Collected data

┌──

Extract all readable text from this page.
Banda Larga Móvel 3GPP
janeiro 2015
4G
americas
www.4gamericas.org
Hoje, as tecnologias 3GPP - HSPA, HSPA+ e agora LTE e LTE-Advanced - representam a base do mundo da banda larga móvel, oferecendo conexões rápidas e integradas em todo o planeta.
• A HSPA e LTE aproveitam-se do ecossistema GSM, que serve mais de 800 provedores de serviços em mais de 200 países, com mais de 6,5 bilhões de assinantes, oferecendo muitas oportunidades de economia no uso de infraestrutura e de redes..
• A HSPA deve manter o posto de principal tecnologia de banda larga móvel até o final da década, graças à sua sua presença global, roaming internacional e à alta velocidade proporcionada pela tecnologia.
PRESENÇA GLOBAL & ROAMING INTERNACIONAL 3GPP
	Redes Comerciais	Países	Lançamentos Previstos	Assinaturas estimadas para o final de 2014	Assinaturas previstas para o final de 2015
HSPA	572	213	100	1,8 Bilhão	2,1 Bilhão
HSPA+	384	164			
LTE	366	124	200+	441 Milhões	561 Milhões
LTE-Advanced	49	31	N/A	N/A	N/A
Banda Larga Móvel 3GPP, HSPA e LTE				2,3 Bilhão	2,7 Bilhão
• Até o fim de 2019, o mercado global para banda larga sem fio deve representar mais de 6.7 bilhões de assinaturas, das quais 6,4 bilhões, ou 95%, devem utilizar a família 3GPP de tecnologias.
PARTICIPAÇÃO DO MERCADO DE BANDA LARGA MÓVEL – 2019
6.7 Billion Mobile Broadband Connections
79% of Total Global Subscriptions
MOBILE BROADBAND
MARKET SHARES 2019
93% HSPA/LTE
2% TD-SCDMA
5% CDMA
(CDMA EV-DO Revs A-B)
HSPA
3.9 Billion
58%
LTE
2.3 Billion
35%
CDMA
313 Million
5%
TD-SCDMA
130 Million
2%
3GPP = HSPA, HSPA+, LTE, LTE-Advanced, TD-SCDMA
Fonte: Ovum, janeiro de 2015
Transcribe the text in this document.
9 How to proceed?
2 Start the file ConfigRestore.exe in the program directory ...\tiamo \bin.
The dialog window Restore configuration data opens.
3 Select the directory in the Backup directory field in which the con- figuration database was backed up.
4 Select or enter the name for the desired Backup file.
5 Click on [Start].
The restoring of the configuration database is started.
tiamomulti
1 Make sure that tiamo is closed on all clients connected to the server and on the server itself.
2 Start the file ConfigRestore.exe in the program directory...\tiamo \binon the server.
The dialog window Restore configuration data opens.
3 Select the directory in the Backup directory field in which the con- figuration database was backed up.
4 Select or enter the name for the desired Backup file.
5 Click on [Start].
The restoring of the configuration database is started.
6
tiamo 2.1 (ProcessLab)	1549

└──

Work instructions
All of the data needs to be reproduced exactly, with no line missing.

Written solution
Extract all readable text from this page.
Banda Larga Móvel 3GPP
janeiro 2015
4G
americas
www.4gamericas.org
Hoje, as tecnologias 3GPP - HSPA, HSPA+ e agora LTE e LTE-Advanced - representam a base do mundo da banda larga móvel, oferecendo conexões rápidas e integradas em todo o planeta.
• A HSPA e LTE aproveitam-se do ecossistema GSM, que serve mais de 800 provedores de serviços em mais de 200 países, com mais de 6,5 bilhões de assinantes, oferecendo muitas oportunidades de economia no uso de infraestrutura e de redes..
• A HSPA deve manter o posto de principal tecnologia de banda larga móvel até o final da década, graças à sua sua presença global, roaming internacional e à alta velocidade proporcionada pela tecnologia.
PRESENÇA GLOBAL & ROAMING INTERNACIONAL 3GPP
	Redes Comerciais	Países	Lançamentos Previstos	Assinaturas estimadas para o final de 2014	Assinaturas previstas para o final de 2015
HSPA	572	213	100	1,8 Bilhão	2,1 Bilhão
HSPA+	384	164			
LTE	366	124	200+	441 Milhões	561 Milhões
LTE-Advanced	49	31	N/A	N/A	N/A
Banda Larga Móvel 3GPP, HSPA e LTE				2,3 Bilhão	2,7 Bilhão
• Até o fim de 2019, o mercado global para banda larga sem fio deve representar mais de 6.7 bilhões de assinaturas, das quais 6,4 bilhões, ou 95%, devem utilizar a família 3GPP de tecnologias.
PARTICIPAÇÃO DO MERCADO DE BANDA LARGA MÓVEL – 2019
6.7 Billion Mobile Broadband Connections
79% of Total Global Subscriptions
MOBILE BROADBAND
MARKET SHARES 2019
93% HSPA/LTE
2% TD-SCDMA
5% CDMA
(CDMA EV-DO Revs A-B)
HSPA
3.9 Billion
58%
LTE
2.3 Billion
35%
CDMA
313 Million
5%
TD-SCDMA
130 Million
2%
3GPP = HSPA, HSPA+, LTE, LTE-Advanced, TD-SCDMA
Fonte: Ovum, janeiro de 2015
Transcribe the text in this document.
9 How to proceed?
2 Start the file ConfigRestore.exe in the program directory ...\tiamo \bin.
The dialog window Restore configuration data opens.
3 Select the directory in the Backup directory field in which the con- figuration database was backed up.
4 Select or enter the name for the desired Backup file.
5 Click on [Start].
The restoring of the configuration database is started.
tiamomulti
1 Make sure that tiamo is closed on all clients connected to the server and on the server itself.
2 Start the file ConfigRestore.exe in the program directory...\tiamo \binon the server.
The dialog window Restore configuration data opens.
3 Select the directory in the Backup directory field in which the con- figuration database was backed up.
4 Select or enter the name for the desired Backup file.
5 Click on [Start].
The restoring of the configuration database is started.
6
tiamo 2.1 (ProcessLab)	1549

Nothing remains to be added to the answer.